[Start Data supplied]

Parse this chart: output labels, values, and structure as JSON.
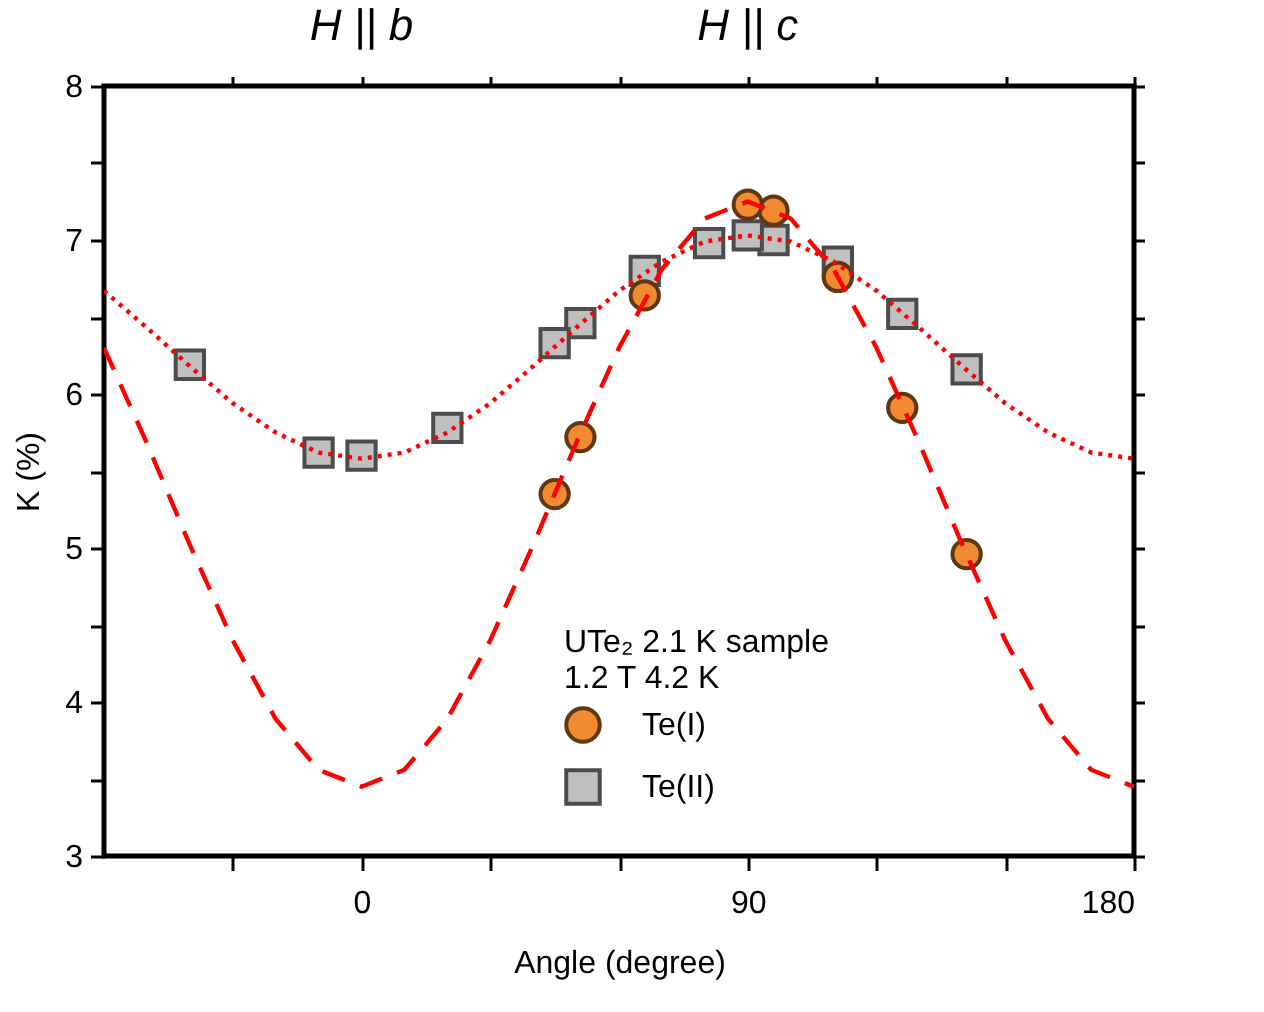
{
  "chart_data": {
    "type": "scatter",
    "xlabel": "Angle (degree)",
    "ylabel": "K (%)",
    "legend_title": "UTe₂ 2.1 K sample\n1.2 T 4.2 K",
    "annotations": [
      {
        "text": "H || b",
        "x": 0
      },
      {
        "text": "H || c",
        "x": 90
      }
    ],
    "xlim": [
      -60,
      180
    ],
    "xticks": [
      {
        "value": -30,
        "label": null
      },
      0,
      {
        "value": 30,
        "label": null
      },
      {
        "value": 60,
        "label": null
      },
      90,
      {
        "value": 120,
        "label": null
      },
      {
        "value": 150,
        "label": null
      },
      180
    ],
    "ylim": [
      3,
      8
    ],
    "yticks": [
      3,
      {
        "value": 3.5,
        "label": null
      },
      4,
      {
        "value": 4.5,
        "label": null
      },
      5,
      {
        "value": 5.5,
        "label": null
      },
      6,
      {
        "value": 6.5,
        "label": null
      },
      7,
      {
        "value": 7.5,
        "label": null
      },
      8
    ],
    "grid": false,
    "legend": "bottom right",
    "series": [
      {
        "name": "Te(I)",
        "marker": "circle",
        "color": "#f28a30",
        "x": [
          45,
          51,
          66,
          90,
          96,
          111,
          126,
          141
        ],
        "values": [
          5.35,
          5.72,
          6.64,
          7.23,
          7.19,
          6.76,
          5.91,
          4.96
        ]
      },
      {
        "name": "Te(II)",
        "marker": "square",
        "color": "#c0c0c0",
        "x": [
          -40,
          -10,
          0,
          20,
          45,
          51,
          66,
          81,
          90,
          96,
          111,
          126,
          141
        ],
        "values": [
          6.19,
          5.62,
          5.6,
          5.78,
          6.33,
          6.46,
          6.8,
          6.98,
          7.03,
          7.0,
          6.86,
          6.52,
          6.16
        ]
      },
      {
        "type": "line",
        "line_style": "dashed",
        "color": "#ff0000",
        "x": [
          -60,
          -50,
          -40,
          -30,
          -20,
          -10,
          0,
          10,
          20,
          30,
          40,
          50,
          60,
          70,
          80,
          90,
          100,
          110,
          120,
          130,
          140,
          150,
          160,
          170,
          180
        ],
        "values": [
          6.3,
          5.68,
          5.02,
          4.4,
          3.89,
          3.56,
          3.45,
          3.56,
          3.89,
          4.4,
          5.02,
          5.68,
          6.3,
          6.81,
          7.14,
          7.25,
          7.14,
          6.81,
          6.3,
          5.68,
          5.02,
          4.4,
          3.89,
          3.56,
          3.45
        ]
      },
      {
        "type": "line",
        "line_style": "dotted",
        "color": "#ff0000",
        "x": [
          -60,
          -50,
          -40,
          -30,
          -20,
          -10,
          0,
          10,
          20,
          30,
          40,
          50,
          60,
          70,
          80,
          90,
          100,
          110,
          120,
          130,
          140,
          150,
          160,
          170,
          180
        ],
        "values": [
          6.67,
          6.43,
          6.18,
          5.94,
          5.75,
          5.62,
          5.58,
          5.62,
          5.75,
          5.94,
          6.18,
          6.43,
          6.67,
          6.86,
          6.99,
          7.03,
          6.99,
          6.86,
          6.67,
          6.43,
          6.18,
          5.94,
          5.75,
          5.62,
          5.58
        ]
      }
    ]
  }
}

[End Data supplied]

* [Written instruction]
Will you restate every entry word for word and omit the images?

* [Finished exercise]
Parse this chart: output labels, values, and structure as JSON.
{
  "chart_data": {
    "type": "scatter",
    "xlabel": "Angle (degree)",
    "ylabel": "K (%)",
    "legend_title": "UTe₂ 2.1 K sample\n1.2 T 4.2 K",
    "annotations": [
      {
        "text": "H || b",
        "x": 0
      },
      {
        "text": "H || c",
        "x": 90
      }
    ],
    "xlim": [
      -60,
      180
    ],
    "xticks": [
      {
        "value": -30,
        "label": null
      },
      0,
      {
        "value": 30,
        "label": null
      },
      {
        "value": 60,
        "label": null
      },
      90,
      {
        "value": 120,
        "label": null
      },
      {
        "value": 150,
        "label": null
      },
      180
    ],
    "ylim": [
      3,
      8
    ],
    "yticks": [
      3,
      {
        "value": 3.5,
        "label": null
      },
      4,
      {
        "value": 4.5,
        "label": null
      },
      5,
      {
        "value": 5.5,
        "label": null
      },
      6,
      {
        "value": 6.5,
        "label": null
      },
      7,
      {
        "value": 7.5,
        "label": null
      },
      8
    ],
    "grid": false,
    "legend": "bottom right",
    "series": [
      {
        "name": "Te(I)",
        "marker": "circle",
        "color": "#f28a30",
        "x": [
          45,
          51,
          66,
          90,
          96,
          111,
          126,
          141
        ],
        "values": [
          5.35,
          5.72,
          6.64,
          7.23,
          7.19,
          6.76,
          5.91,
          4.96
        ]
      },
      {
        "name": "Te(II)",
        "marker": "square",
        "color": "#c0c0c0",
        "x": [
          -40,
          -10,
          0,
          20,
          45,
          51,
          66,
          81,
          90,
          96,
          111,
          126,
          141
        ],
        "values": [
          6.19,
          5.62,
          5.6,
          5.78,
          6.33,
          6.46,
          6.8,
          6.98,
          7.03,
          7.0,
          6.86,
          6.52,
          6.16
        ]
      },
      {
        "type": "line",
        "line_style": "dashed",
        "color": "#ff0000",
        "x": [
          -60,
          -50,
          -40,
          -30,
          -20,
          -10,
          0,
          10,
          20,
          30,
          40,
          50,
          60,
          70,
          80,
          90,
          100,
          110,
          120,
          130,
          140,
          150,
          160,
          170,
          180
        ],
        "values": [
          6.3,
          5.68,
          5.02,
          4.4,
          3.89,
          3.56,
          3.45,
          3.56,
          3.89,
          4.4,
          5.02,
          5.68,
          6.3,
          6.81,
          7.14,
          7.25,
          7.14,
          6.81,
          6.3,
          5.68,
          5.02,
          4.4,
          3.89,
          3.56,
          3.45
        ]
      },
      {
        "type": "line",
        "line_style": "dotted",
        "color": "#ff0000",
        "x": [
          -60,
          -50,
          -40,
          -30,
          -20,
          -10,
          0,
          10,
          20,
          30,
          40,
          50,
          60,
          70,
          80,
          90,
          100,
          110,
          120,
          130,
          140,
          150,
          160,
          170,
          180
        ],
        "values": [
          6.67,
          6.43,
          6.18,
          5.94,
          5.75,
          5.62,
          5.58,
          5.62,
          5.75,
          5.94,
          6.18,
          6.43,
          6.67,
          6.86,
          6.99,
          7.03,
          6.99,
          6.86,
          6.67,
          6.43,
          6.18,
          5.94,
          5.75,
          5.62,
          5.58
        ]
      }
    ]
  }
}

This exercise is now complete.